**Task directions**
Find each line holding "period" and copy it out.

[START]

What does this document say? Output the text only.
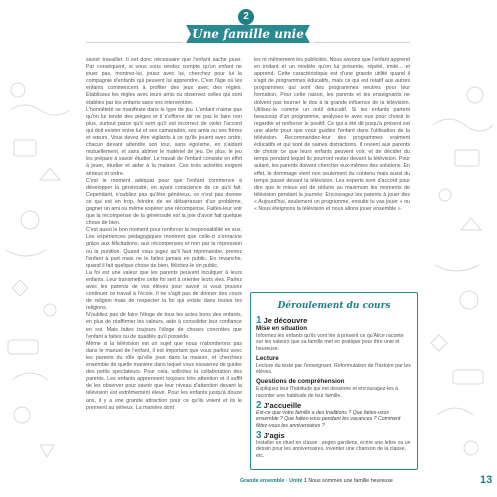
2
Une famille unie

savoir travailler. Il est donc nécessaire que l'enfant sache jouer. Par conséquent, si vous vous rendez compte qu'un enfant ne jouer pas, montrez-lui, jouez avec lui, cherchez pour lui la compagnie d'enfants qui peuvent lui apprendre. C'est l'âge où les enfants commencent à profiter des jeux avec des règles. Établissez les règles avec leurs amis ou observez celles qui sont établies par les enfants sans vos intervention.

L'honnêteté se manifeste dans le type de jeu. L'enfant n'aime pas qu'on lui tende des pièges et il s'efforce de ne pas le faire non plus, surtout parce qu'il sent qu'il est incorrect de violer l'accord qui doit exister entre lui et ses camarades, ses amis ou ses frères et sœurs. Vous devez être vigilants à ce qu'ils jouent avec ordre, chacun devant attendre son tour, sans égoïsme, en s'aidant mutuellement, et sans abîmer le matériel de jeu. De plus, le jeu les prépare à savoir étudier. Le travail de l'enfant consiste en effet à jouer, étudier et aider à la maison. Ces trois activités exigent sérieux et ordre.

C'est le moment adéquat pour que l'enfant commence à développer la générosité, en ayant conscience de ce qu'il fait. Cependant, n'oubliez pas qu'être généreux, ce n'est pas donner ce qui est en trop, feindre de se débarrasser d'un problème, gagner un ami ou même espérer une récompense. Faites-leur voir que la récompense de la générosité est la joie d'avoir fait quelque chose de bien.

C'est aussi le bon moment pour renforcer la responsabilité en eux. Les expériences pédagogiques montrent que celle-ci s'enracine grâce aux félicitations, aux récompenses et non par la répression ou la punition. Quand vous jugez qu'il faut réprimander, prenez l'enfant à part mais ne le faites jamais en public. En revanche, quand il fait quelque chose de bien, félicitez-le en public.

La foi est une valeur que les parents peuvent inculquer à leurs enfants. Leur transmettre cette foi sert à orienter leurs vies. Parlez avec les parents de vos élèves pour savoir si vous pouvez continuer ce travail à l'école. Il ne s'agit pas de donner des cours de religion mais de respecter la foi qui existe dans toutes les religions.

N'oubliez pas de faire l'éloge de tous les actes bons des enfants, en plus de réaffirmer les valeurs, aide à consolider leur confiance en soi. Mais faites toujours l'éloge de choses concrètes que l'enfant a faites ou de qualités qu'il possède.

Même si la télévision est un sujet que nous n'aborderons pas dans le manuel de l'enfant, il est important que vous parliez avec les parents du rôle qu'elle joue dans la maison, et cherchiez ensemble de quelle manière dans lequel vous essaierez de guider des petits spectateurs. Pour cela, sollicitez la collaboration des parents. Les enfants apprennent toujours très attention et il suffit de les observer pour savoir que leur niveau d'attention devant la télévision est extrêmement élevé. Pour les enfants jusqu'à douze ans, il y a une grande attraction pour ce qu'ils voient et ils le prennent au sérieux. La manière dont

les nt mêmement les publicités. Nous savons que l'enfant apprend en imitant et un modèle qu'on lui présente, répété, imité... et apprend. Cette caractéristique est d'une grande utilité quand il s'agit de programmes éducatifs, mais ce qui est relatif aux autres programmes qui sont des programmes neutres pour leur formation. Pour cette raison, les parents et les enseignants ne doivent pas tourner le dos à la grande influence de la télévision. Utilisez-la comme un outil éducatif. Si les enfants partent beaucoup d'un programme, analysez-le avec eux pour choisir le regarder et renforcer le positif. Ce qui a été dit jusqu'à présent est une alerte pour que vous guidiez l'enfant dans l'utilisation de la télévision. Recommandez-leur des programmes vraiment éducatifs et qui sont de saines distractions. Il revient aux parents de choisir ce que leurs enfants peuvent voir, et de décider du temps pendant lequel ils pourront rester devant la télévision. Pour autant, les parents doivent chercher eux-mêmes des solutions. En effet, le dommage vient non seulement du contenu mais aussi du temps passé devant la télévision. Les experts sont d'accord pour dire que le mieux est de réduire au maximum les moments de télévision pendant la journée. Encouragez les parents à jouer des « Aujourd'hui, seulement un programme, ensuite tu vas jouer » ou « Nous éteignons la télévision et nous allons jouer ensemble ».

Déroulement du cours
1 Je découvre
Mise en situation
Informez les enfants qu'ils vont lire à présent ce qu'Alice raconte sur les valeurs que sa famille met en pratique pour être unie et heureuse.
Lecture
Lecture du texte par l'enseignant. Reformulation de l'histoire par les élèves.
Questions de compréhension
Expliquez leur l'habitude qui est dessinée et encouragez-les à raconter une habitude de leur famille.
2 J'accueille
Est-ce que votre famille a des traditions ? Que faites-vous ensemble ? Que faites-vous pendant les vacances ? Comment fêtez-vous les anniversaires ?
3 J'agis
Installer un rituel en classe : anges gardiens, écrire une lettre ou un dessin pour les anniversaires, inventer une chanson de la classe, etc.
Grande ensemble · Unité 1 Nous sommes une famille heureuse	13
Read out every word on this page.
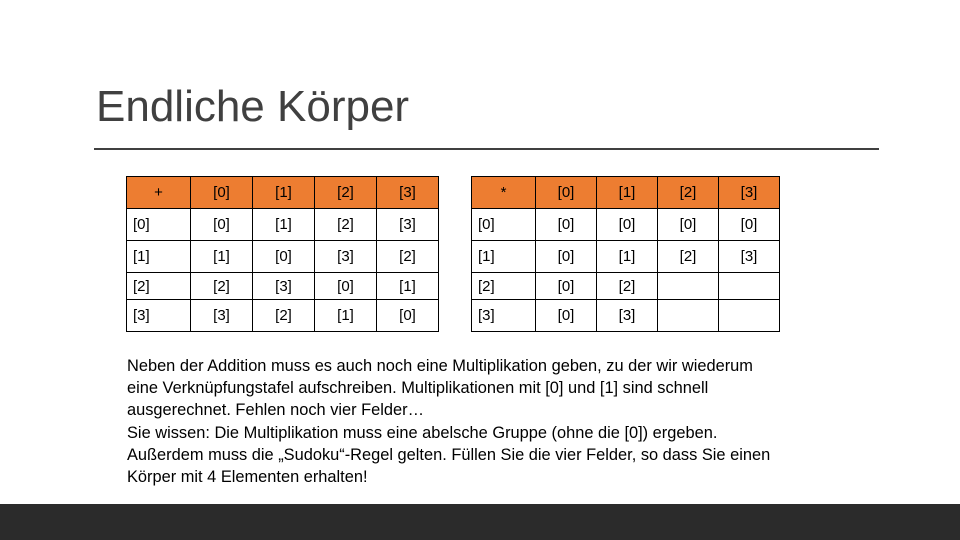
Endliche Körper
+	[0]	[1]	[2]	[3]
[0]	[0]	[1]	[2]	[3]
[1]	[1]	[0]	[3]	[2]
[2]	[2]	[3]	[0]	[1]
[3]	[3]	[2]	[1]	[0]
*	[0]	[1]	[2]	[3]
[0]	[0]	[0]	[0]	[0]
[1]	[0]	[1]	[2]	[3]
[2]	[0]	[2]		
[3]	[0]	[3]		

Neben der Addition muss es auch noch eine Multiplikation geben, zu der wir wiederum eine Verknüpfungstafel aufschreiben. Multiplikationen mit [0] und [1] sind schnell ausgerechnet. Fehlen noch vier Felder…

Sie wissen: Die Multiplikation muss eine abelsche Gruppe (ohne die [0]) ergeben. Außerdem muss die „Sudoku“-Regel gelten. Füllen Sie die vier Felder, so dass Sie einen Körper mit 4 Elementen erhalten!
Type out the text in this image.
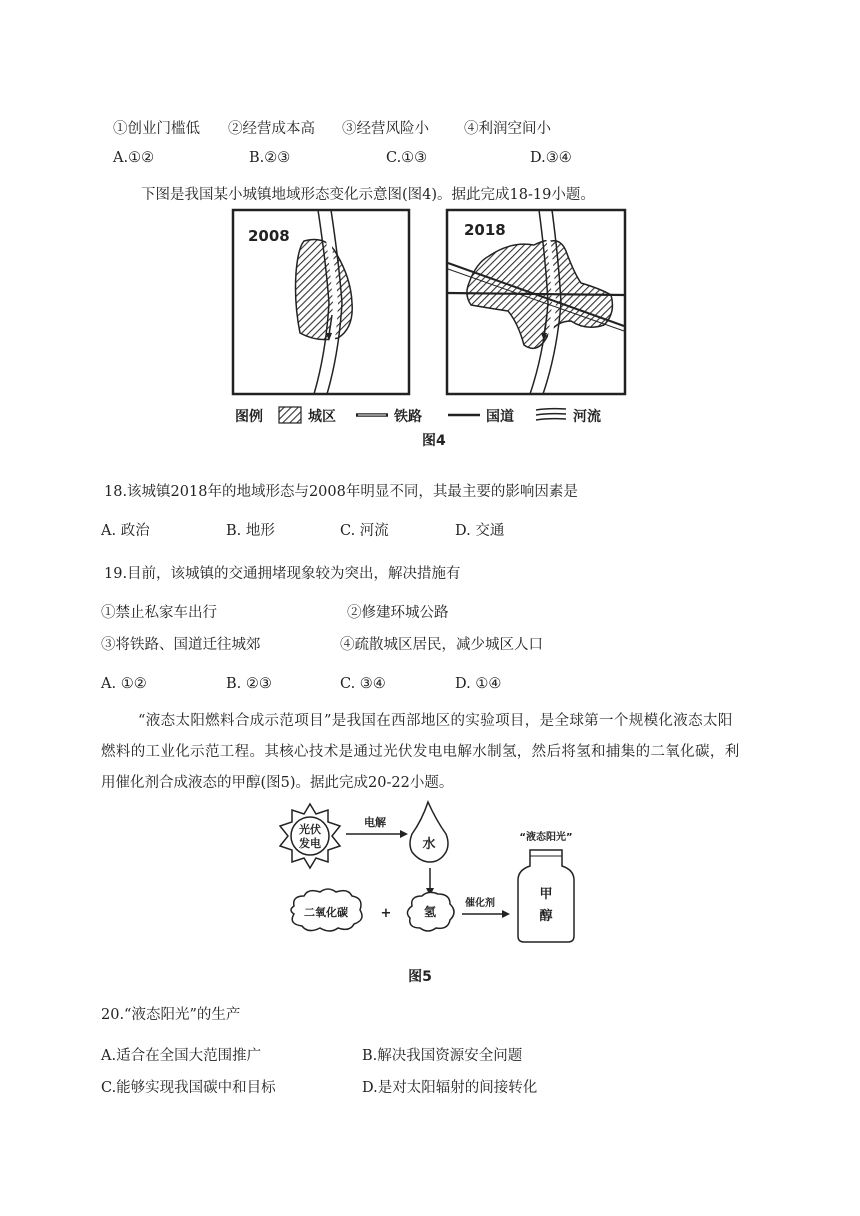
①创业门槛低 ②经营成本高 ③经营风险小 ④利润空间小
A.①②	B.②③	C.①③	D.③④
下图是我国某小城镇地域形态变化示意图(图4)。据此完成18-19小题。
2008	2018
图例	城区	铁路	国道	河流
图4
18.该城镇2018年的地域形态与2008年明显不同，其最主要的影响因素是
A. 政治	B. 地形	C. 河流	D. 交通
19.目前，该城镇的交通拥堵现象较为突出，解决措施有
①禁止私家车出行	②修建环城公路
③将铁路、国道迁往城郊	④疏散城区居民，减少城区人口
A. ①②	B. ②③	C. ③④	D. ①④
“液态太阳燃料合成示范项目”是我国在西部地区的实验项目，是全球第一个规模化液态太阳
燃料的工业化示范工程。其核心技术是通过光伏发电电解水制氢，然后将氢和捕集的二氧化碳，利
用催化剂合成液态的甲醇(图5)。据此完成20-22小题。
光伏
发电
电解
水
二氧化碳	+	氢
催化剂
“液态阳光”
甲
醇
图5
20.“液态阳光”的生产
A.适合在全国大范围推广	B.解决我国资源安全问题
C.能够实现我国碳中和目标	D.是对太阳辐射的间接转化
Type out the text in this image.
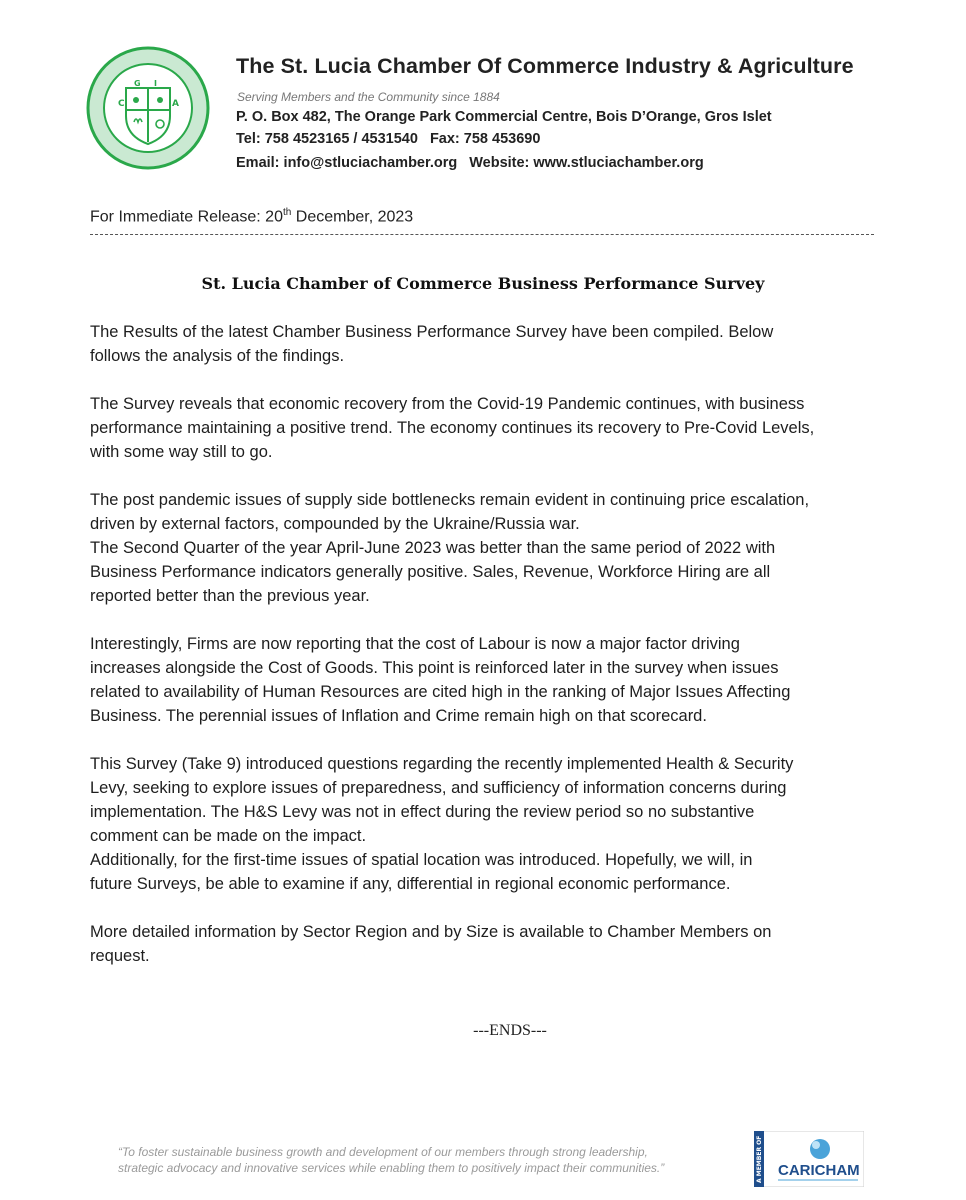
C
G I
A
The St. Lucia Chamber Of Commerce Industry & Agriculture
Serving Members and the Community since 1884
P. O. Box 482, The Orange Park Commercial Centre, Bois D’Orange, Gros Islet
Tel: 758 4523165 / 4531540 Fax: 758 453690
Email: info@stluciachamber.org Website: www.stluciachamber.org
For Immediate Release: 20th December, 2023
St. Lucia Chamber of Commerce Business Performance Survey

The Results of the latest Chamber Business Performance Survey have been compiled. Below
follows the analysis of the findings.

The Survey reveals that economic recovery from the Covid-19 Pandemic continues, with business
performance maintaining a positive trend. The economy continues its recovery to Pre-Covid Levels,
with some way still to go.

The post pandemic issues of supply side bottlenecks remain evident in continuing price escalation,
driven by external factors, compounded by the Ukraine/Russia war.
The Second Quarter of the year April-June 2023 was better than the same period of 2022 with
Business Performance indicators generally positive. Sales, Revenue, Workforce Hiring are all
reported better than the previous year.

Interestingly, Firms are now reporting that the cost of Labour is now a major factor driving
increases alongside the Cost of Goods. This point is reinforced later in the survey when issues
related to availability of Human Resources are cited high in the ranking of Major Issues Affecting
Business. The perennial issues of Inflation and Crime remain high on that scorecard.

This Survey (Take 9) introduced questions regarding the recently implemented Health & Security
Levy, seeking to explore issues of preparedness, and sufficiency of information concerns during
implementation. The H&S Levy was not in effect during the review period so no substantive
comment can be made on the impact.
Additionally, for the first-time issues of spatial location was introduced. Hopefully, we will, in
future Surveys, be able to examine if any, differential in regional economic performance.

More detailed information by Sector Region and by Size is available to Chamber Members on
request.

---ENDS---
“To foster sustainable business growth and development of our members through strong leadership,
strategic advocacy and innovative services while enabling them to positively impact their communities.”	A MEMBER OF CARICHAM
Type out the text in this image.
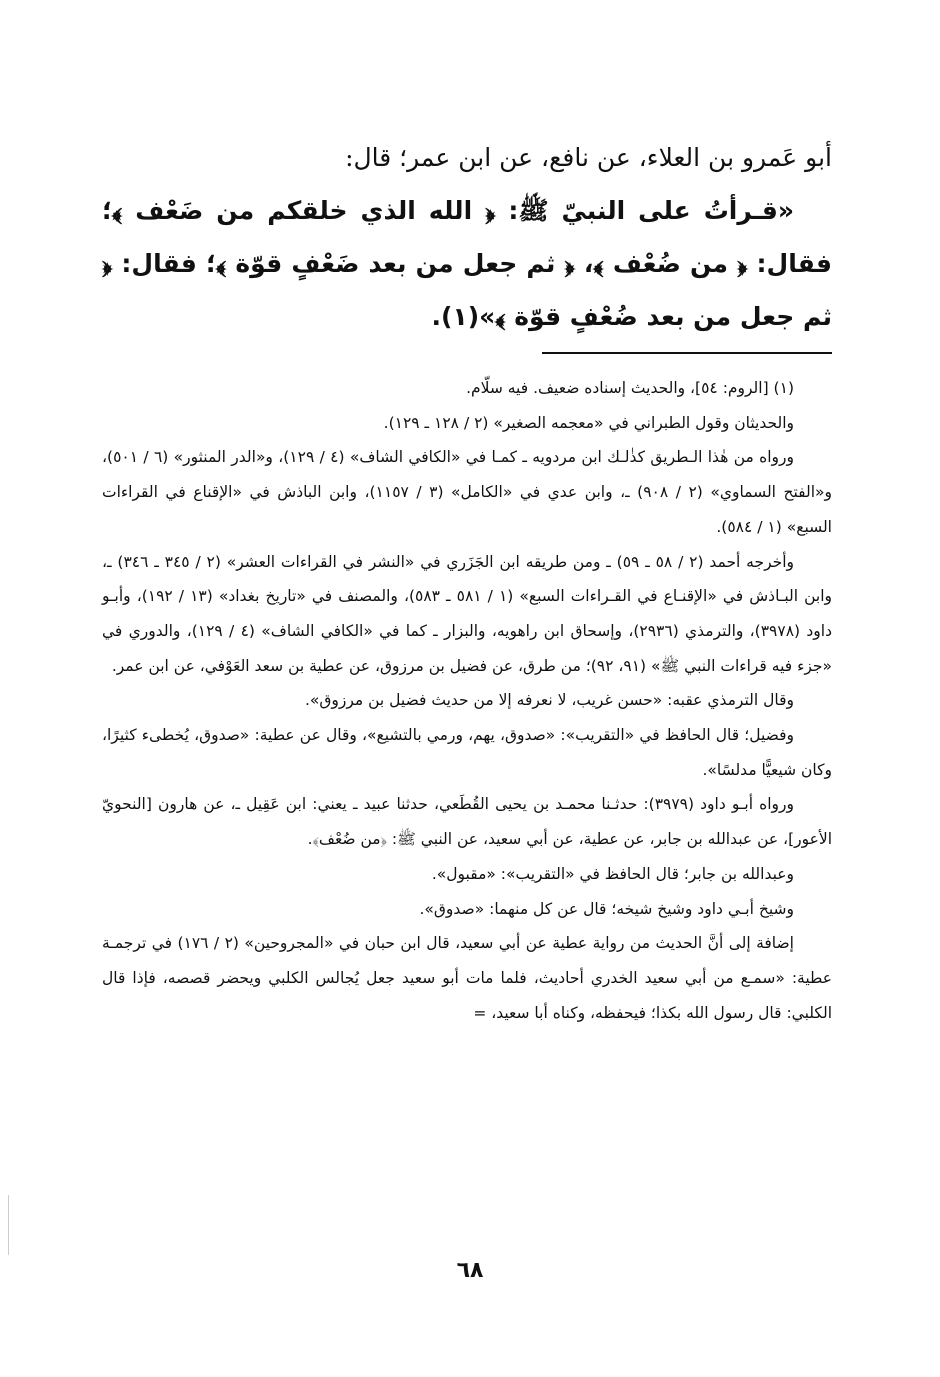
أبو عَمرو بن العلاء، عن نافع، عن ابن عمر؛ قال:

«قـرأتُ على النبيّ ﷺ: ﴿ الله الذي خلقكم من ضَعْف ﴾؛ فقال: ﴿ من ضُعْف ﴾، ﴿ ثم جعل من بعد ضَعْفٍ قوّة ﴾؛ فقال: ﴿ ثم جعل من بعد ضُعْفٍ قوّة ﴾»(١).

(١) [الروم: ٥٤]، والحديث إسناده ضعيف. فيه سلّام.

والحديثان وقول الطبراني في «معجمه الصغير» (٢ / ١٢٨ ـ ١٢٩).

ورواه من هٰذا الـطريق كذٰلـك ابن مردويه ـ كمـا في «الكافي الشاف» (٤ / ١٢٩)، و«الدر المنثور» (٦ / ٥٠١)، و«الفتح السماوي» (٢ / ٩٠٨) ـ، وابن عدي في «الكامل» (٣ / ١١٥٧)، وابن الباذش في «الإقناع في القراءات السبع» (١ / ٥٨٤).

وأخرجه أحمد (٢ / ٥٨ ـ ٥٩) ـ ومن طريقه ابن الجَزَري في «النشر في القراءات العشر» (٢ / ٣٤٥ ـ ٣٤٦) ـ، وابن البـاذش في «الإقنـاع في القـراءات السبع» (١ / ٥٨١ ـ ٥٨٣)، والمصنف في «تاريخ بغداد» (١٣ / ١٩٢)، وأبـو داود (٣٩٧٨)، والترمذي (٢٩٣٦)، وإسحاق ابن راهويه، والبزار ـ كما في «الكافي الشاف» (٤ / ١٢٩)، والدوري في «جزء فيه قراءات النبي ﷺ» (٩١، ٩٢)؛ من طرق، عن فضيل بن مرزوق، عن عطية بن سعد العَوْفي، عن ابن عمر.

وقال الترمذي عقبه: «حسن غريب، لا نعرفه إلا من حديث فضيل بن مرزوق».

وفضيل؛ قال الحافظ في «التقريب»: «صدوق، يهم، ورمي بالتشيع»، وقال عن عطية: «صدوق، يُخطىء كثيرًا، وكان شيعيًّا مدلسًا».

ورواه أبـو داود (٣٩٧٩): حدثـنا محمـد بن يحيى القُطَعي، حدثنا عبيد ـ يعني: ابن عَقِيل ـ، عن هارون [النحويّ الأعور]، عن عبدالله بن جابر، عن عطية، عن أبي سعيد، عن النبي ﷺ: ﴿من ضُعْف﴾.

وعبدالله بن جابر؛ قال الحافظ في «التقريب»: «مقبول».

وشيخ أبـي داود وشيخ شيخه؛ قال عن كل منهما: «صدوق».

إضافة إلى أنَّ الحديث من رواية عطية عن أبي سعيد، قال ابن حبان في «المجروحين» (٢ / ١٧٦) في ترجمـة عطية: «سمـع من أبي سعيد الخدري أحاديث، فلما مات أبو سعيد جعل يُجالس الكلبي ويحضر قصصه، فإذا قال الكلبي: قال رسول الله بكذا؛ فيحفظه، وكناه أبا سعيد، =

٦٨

[END]

**The solution**
The Second Quarter of the year April-June 2023 was better than the same period of 2022 with
implementation. The H&S Levy was not in effect during the review period so no substantive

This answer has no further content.